> [Chart and figure data]
___

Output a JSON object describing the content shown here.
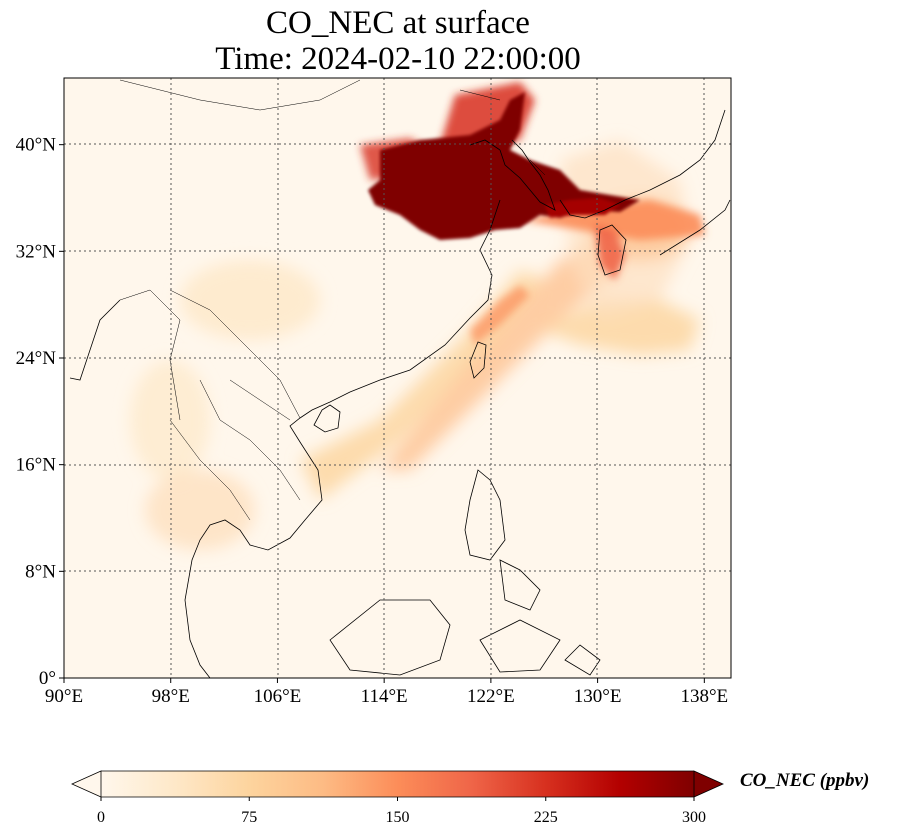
{
  "title": {
    "line1": "CO_NEC at surface",
    "line2": "Time: 2024-02-10 22:00:00"
  },
  "map": {
    "projection": "PlateCarree",
    "lon_range": [
      90,
      140
    ],
    "lat_range": [
      0,
      45
    ],
    "gridlines": true,
    "coastlines": true,
    "borders": true,
    "field_colormap": "OrRd",
    "lon_ticks": [
      {
        "value": 90,
        "label": "90°E"
      },
      {
        "value": 98,
        "label": "98°E"
      },
      {
        "value": 106,
        "label": "106°E"
      },
      {
        "value": 114,
        "label": "114°E"
      },
      {
        "value": 122,
        "label": "122°E"
      },
      {
        "value": 130,
        "label": "130°E"
      },
      {
        "value": 138,
        "label": "138°E"
      }
    ],
    "lat_ticks": [
      {
        "value": 0,
        "label": "0°"
      },
      {
        "value": 8,
        "label": "8°N"
      },
      {
        "value": 16,
        "label": "16°N"
      },
      {
        "value": 24,
        "label": "24°N"
      },
      {
        "value": 32,
        "label": "32°N"
      },
      {
        "value": 40,
        "label": "40°N"
      }
    ]
  },
  "colorbar": {
    "label": "CO_NEC (ppbv)",
    "min": 0,
    "max": 300,
    "extend": "both",
    "ticks": [
      {
        "value": 0,
        "label": "0"
      },
      {
        "value": 75,
        "label": "75"
      },
      {
        "value": 150,
        "label": "150"
      },
      {
        "value": 225,
        "label": "225"
      },
      {
        "value": 300,
        "label": "300"
      }
    ],
    "colors": [
      "#fff7ec",
      "#fee8c8",
      "#fdd49e",
      "#fdbb84",
      "#fc8d59",
      "#ef6548",
      "#d7301f",
      "#b30000",
      "#7f0000"
    ]
  }
}
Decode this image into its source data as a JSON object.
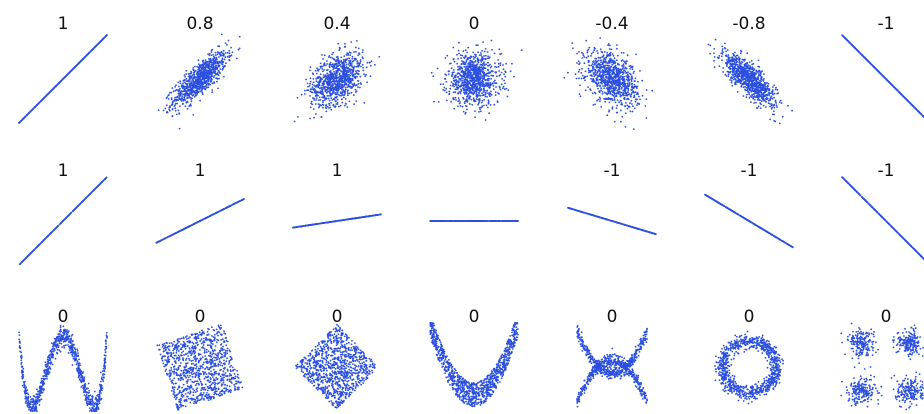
{
  "chart_data": {
    "type": "scatter",
    "point_color": "#2b4fe0",
    "panels": [
      {
        "row": 1,
        "col": 1,
        "label": "1",
        "shape": "linear",
        "r": 1
      },
      {
        "row": 1,
        "col": 2,
        "label": "0.8",
        "shape": "gaussian",
        "r": 0.8
      },
      {
        "row": 1,
        "col": 3,
        "label": "0.4",
        "shape": "gaussian",
        "r": 0.4
      },
      {
        "row": 1,
        "col": 4,
        "label": "0",
        "shape": "gaussian",
        "r": 0
      },
      {
        "row": 1,
        "col": 5,
        "label": "-0.4",
        "shape": "gaussian",
        "r": -0.4
      },
      {
        "row": 1,
        "col": 6,
        "label": "-0.8",
        "shape": "gaussian",
        "r": -0.8
      },
      {
        "row": 1,
        "col": 7,
        "label": "-1",
        "shape": "linear",
        "r": -1
      },
      {
        "row": 2,
        "col": 1,
        "label": "1",
        "shape": "line",
        "slope": 1
      },
      {
        "row": 2,
        "col": 2,
        "label": "1",
        "shape": "line",
        "slope": 0.5
      },
      {
        "row": 2,
        "col": 3,
        "label": "1",
        "shape": "line",
        "slope": 0.15
      },
      {
        "row": 2,
        "col": 4,
        "label": "",
        "shape": "line",
        "slope": 0
      },
      {
        "row": 2,
        "col": 5,
        "label": "-1",
        "shape": "line",
        "slope": -0.3
      },
      {
        "row": 2,
        "col": 6,
        "label": "-1",
        "shape": "line",
        "slope": -0.6
      },
      {
        "row": 2,
        "col": 7,
        "label": "-1",
        "shape": "line",
        "slope": -1
      },
      {
        "row": 3,
        "col": 1,
        "label": "0",
        "shape": "w-curve"
      },
      {
        "row": 3,
        "col": 2,
        "label": "0",
        "shape": "rotated-square"
      },
      {
        "row": 3,
        "col": 3,
        "label": "0",
        "shape": "diamond"
      },
      {
        "row": 3,
        "col": 4,
        "label": "0",
        "shape": "parabola"
      },
      {
        "row": 3,
        "col": 5,
        "label": "0",
        "shape": "x-cross"
      },
      {
        "row": 3,
        "col": 6,
        "label": "0",
        "shape": "ring"
      },
      {
        "row": 3,
        "col": 7,
        "label": "0",
        "shape": "four-clusters"
      }
    ]
  }
}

___

> [What the task requires] Keep every word of the data as it is when you write it out, but drop the pictures.

> [The reply]
Output a JSON object describing the content shown here.
{
  "title": {
    "line1": "CO_NEC at surface",
    "line2": "Time: 2024-02-10 22:00:00"
  },
  "map": {
    "projection": "PlateCarree",
    "lon_range": [
      90,
      140
    ],
    "lat_range": [
      0,
      45
    ],
    "gridlines": true,
    "coastlines": true,
    "borders": true,
    "field_colormap": "OrRd",
    "lon_ticks": [
      {
        "value": 90,
        "label": "90°E"
      },
      {
        "value": 98,
        "label": "98°E"
      },
      {
        "value": 106,
        "label": "106°E"
      },
      {
        "value": 114,
        "label": "114°E"
      },
      {
        "value": 122,
        "label": "122°E"
      },
      {
        "value": 130,
        "label": "130°E"
      },
      {
        "value": 138,
        "label": "138°E"
      }
    ],
    "lat_ticks": [
      {
        "value": 0,
        "label": "0°"
      },
      {
        "value": 8,
        "label": "8°N"
      },
      {
        "value": 16,
        "label": "16°N"
      },
      {
        "value": 24,
        "label": "24°N"
      },
      {
        "value": 32,
        "label": "32°N"
      },
      {
        "value": 40,
        "label": "40°N"
      }
    ]
  },
  "colorbar": {
    "label": "CO_NEC (ppbv)",
    "min": 0,
    "max": 300,
    "extend": "both",
    "ticks": [
      {
        "value": 0,
        "label": "0"
      },
      {
        "value": 75,
        "label": "75"
      },
      {
        "value": 150,
        "label": "150"
      },
      {
        "value": 225,
        "label": "225"
      },
      {
        "value": 300,
        "label": "300"
      }
    ],
    "colors": [
      "#fff7ec",
      "#fee8c8",
      "#fdd49e",
      "#fdbb84",
      "#fc8d59",
      "#ef6548",
      "#d7301f",
      "#b30000",
      "#7f0000"
    ]
  }
}
Decode this image into its source data as a JSON object.
{
  "chart_data": {
    "type": "scatter",
    "point_color": "#2b4fe0",
    "panels": [
      {
        "row": 1,
        "col": 1,
        "label": "1",
        "shape": "linear",
        "r": 1
      },
      {
        "row": 1,
        "col": 2,
        "label": "0.8",
        "shape": "gaussian",
        "r": 0.8
      },
      {
        "row": 1,
        "col": 3,
        "label": "0.4",
        "shape": "gaussian",
        "r": 0.4
      },
      {
        "row": 1,
        "col": 4,
        "label": "0",
        "shape": "gaussian",
        "r": 0
      },
      {
        "row": 1,
        "col": 5,
        "label": "-0.4",
        "shape": "gaussian",
        "r": -0.4
      },
      {
        "row": 1,
        "col": 6,
        "label": "-0.8",
        "shape": "gaussian",
        "r": -0.8
      },
      {
        "row": 1,
        "col": 7,
        "label": "-1",
        "shape": "linear",
        "r": -1
      },
      {
        "row": 2,
        "col": 1,
        "label": "1",
        "shape": "line",
        "slope": 1
      },
      {
        "row": 2,
        "col": 2,
        "label": "1",
        "shape": "line",
        "slope": 0.5
      },
      {
        "row": 2,
        "col": 3,
        "label": "1",
        "shape": "line",
        "slope": 0.15
      },
      {
        "row": 2,
        "col": 4,
        "label": "",
        "shape": "line",
        "slope": 0
      },
      {
        "row": 2,
        "col": 5,
        "label": "-1",
        "shape": "line",
        "slope": -0.3
      },
      {
        "row": 2,
        "col": 6,
        "label": "-1",
        "shape": "line",
        "slope": -0.6
      },
      {
        "row": 2,
        "col": 7,
        "label": "-1",
        "shape": "line",
        "slope": -1
      },
      {
        "row": 3,
        "col": 1,
        "label": "0",
        "shape": "w-curve"
      },
      {
        "row": 3,
        "col": 2,
        "label": "0",
        "shape": "rotated-square"
      },
      {
        "row": 3,
        "col": 3,
        "label": "0",
        "shape": "diamond"
      },
      {
        "row": 3,
        "col": 4,
        "label": "0",
        "shape": "parabola"
      },
      {
        "row": 3,
        "col": 5,
        "label": "0",
        "shape": "x-cross"
      },
      {
        "row": 3,
        "col": 6,
        "label": "0",
        "shape": "ring"
      },
      {
        "row": 3,
        "col": 7,
        "label": "0",
        "shape": "four-clusters"
      }
    ]
  }
}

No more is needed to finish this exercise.